_Requirements_
Your task is to copy the lines from the line containing "Parse this screenshot: output" through the end of the listing below, both included, without any pictures.

_Listing_
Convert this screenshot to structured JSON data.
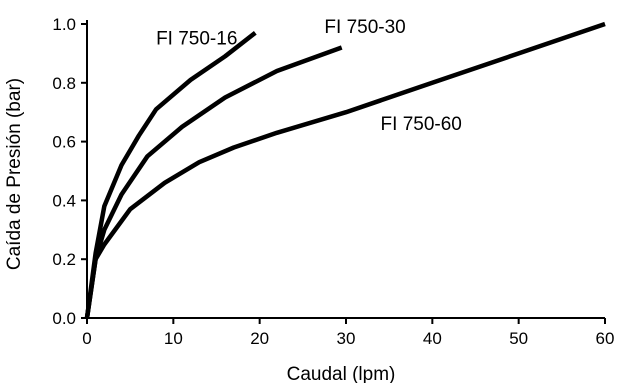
{
  "top_caption": "",
  "chart_data": {
    "type": "line",
    "title": "",
    "xlabel": "Caudal (lpm)",
    "ylabel": "Caída de Presión (bar)",
    "xlim": [
      0,
      60
    ],
    "ylim": [
      0,
      1.0
    ],
    "x_ticks": [
      "0",
      "10",
      "20",
      "30",
      "40",
      "50",
      "60"
    ],
    "y_ticks": [
      "0.0",
      "0.2",
      "0.4",
      "0.6",
      "0.8",
      "1.0"
    ],
    "grid": false,
    "legend": "none",
    "series": [
      {
        "name": "FI 750-16",
        "x": [
          0,
          1,
          2,
          4,
          6,
          8,
          12,
          16,
          19.5
        ],
        "y": [
          0,
          0.22,
          0.38,
          0.52,
          0.62,
          0.71,
          0.81,
          0.89,
          0.97
        ]
      },
      {
        "name": "FI 750-30",
        "x": [
          0,
          1,
          2,
          4,
          7,
          11,
          16,
          22,
          29.5
        ],
        "y": [
          0,
          0.2,
          0.3,
          0.42,
          0.55,
          0.65,
          0.75,
          0.84,
          0.92
        ]
      },
      {
        "name": "FI 750-60",
        "x": [
          0,
          1,
          2,
          5,
          9,
          13,
          17,
          22,
          30,
          40,
          50,
          60
        ],
        "y": [
          0,
          0.2,
          0.25,
          0.37,
          0.46,
          0.53,
          0.58,
          0.63,
          0.7,
          0.8,
          0.9,
          1.0
        ]
      }
    ],
    "series_label_positions": [
      {
        "x": 8.0,
        "y": 0.93
      },
      {
        "x": 27.5,
        "y": 0.97
      },
      {
        "x": 34.0,
        "y": 0.64
      }
    ],
    "line_color": "#000000"
  }
}
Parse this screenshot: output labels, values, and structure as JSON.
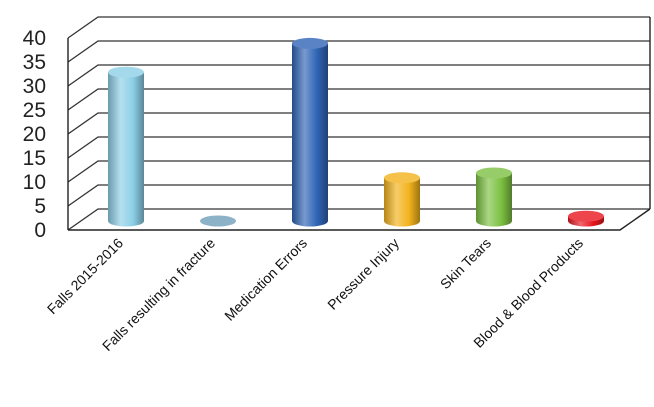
{
  "chart_data": {
    "type": "bar",
    "title": "",
    "xlabel": "",
    "ylabel": "",
    "categories": [
      "Falls 2015-2016",
      "Falls resulting in fracture",
      "Medication Errors",
      "Pressure Injury",
      "Skin Tears",
      "Blood & Blood Products"
    ],
    "values": [
      31,
      0,
      37,
      9,
      10,
      1
    ],
    "ylim": [
      0,
      40
    ],
    "yticks": [
      "0",
      "5",
      "10",
      "15",
      "20",
      "25",
      "30",
      "35",
      "40"
    ],
    "grid": true,
    "legend": "none",
    "colors": [
      "#8ccfe6",
      "#6f9fb9",
      "#2f64b5",
      "#f2b21c",
      "#7cc142",
      "#e8161e"
    ]
  }
}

_Answer to the problem_
Parse this screenshot: output labels, values, and structure as JSON.
{
  "chart_data": {
    "type": "bar",
    "title": "",
    "xlabel": "",
    "ylabel": "",
    "categories": [
      "Falls 2015-2016",
      "Falls resulting in fracture",
      "Medication Errors",
      "Pressure Injury",
      "Skin Tears",
      "Blood & Blood Products"
    ],
    "values": [
      31,
      0,
      37,
      9,
      10,
      1
    ],
    "ylim": [
      0,
      40
    ],
    "yticks": [
      "0",
      "5",
      "10",
      "15",
      "20",
      "25",
      "30",
      "35",
      "40"
    ],
    "grid": true,
    "legend": "none",
    "colors": [
      "#8ccfe6",
      "#6f9fb9",
      "#2f64b5",
      "#f2b21c",
      "#7cc142",
      "#e8161e"
    ]
  }
}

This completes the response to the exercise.